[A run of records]
——

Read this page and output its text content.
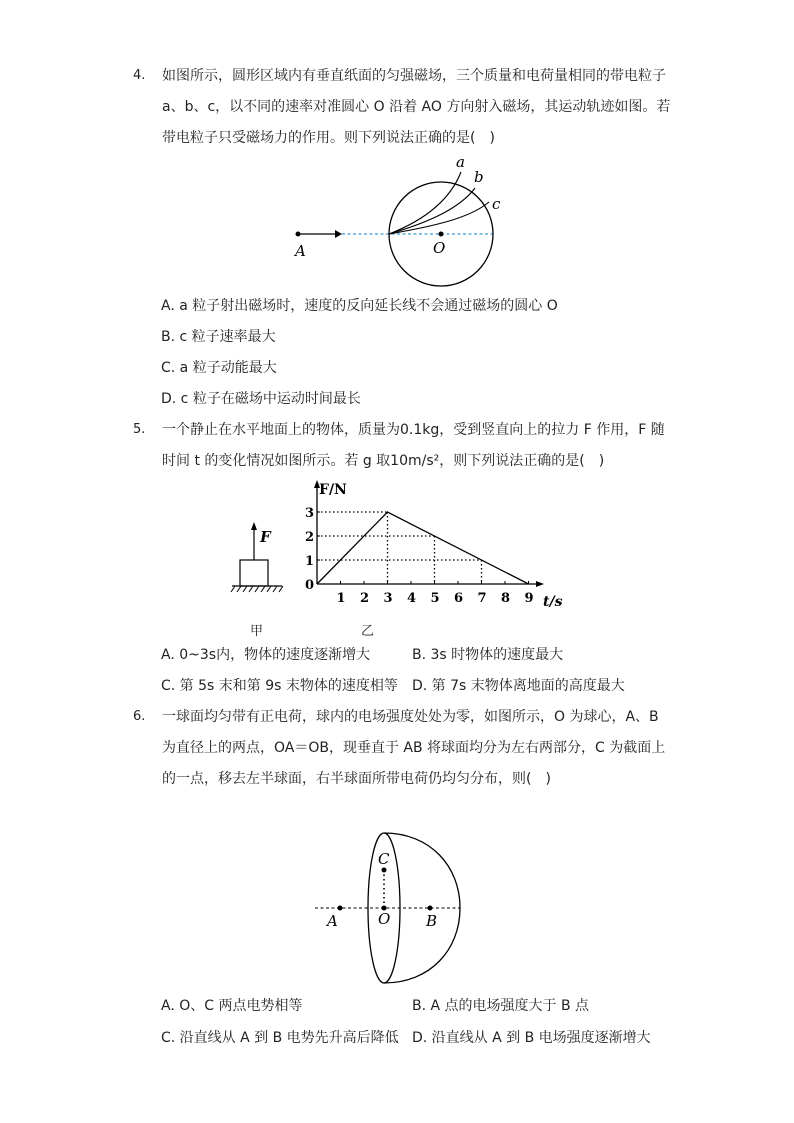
4. 如图所示，圆形区域内有垂直纸面的匀强磁场，三个质量和电荷量相同的带电粒子
a、b、c，以不同的速率对准圆心 O 沿着 AO 方向射入磁场，其运动轨迹如图。若
带电粒子只受磁场力的作用。则下列说法正确的是(　)
A	O
a
b
c
A. a 粒子射出磁场时，速度的反向延长线不会通过磁场的圆心 O
B. c 粒子速率最大
C. a 粒子动能最大
D. c 粒子在磁场中运动时间最长
5. 一个静止在水平地面上的物体，质量为0.1kg，受到竖直向上的拉力 F 作用，F 随
时间 t 的变化情况如图所示。若 g 取10m/s²，则下列说法正确的是(　)
F
1 2 3 4 5 6 7 8 9
1
2
3
F/N
t/s
0
甲	乙
A. 0~3s内，物体的速度逐渐增大	B. 3s 时物体的速度最大
C. 第 5s 末和第 9s 末物体的速度相等 D. 第 7s 末物体离地面的高度最大
6. 一球面均匀带有正电荷，球内的电场强度处处为零，如图所示，O 为球心，A、B
为直径上的两点，OA＝OB，现垂直于 AB 将球面均分为左右两部分，C 为截面上
的一点，移去左半球面，右半球面所带电荷仍均匀分布，则(　)
A	O B
C
A. O、C 两点电势相等	B. A 点的电场强度大于 B 点
C. 沿直线从 A 到 B 电势先升高后降低 D. 沿直线从 A 到 B 电场强度逐渐增大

——

_Aim:_ Copy all of the entries verbatim, leaving out any pictures they contain.

_Result of the task:_
Read this page and output its text content.
4. 如图所示，圆形区域内有垂直纸面的匀强磁场，三个质量和电荷量相同的带电粒子
a、b、c，以不同的速率对准圆心 O 沿着 AO 方向射入磁场，其运动轨迹如图。若
带电粒子只受磁场力的作用。则下列说法正确的是(　)
A	O
a
b
c
A. a 粒子射出磁场时，速度的反向延长线不会通过磁场的圆心 O
B. c 粒子速率最大
C. a 粒子动能最大
D. c 粒子在磁场中运动时间最长
5. 一个静止在水平地面上的物体，质量为0.1kg，受到竖直向上的拉力 F 作用，F 随
时间 t 的变化情况如图所示。若 g 取10m/s²，则下列说法正确的是(　)
F
1 2 3 4 5 6 7 8 9
1
2
3
F/N
t/s
0
甲	乙
A. 0~3s内，物体的速度逐渐增大	B. 3s 时物体的速度最大
C. 第 5s 末和第 9s 末物体的速度相等 D. 第 7s 末物体离地面的高度最大
6. 一球面均匀带有正电荷，球内的电场强度处处为零，如图所示，O 为球心，A、B
为直径上的两点，OA＝OB，现垂直于 AB 将球面均分为左右两部分，C 为截面上
的一点，移去左半球面，右半球面所带电荷仍均匀分布，则(　)
A	O B
C
A. O、C 两点电势相等	B. A 点的电场强度大于 B 点
C. 沿直线从 A 到 B 电势先升高后降低 D. 沿直线从 A 到 B 电场强度逐渐增大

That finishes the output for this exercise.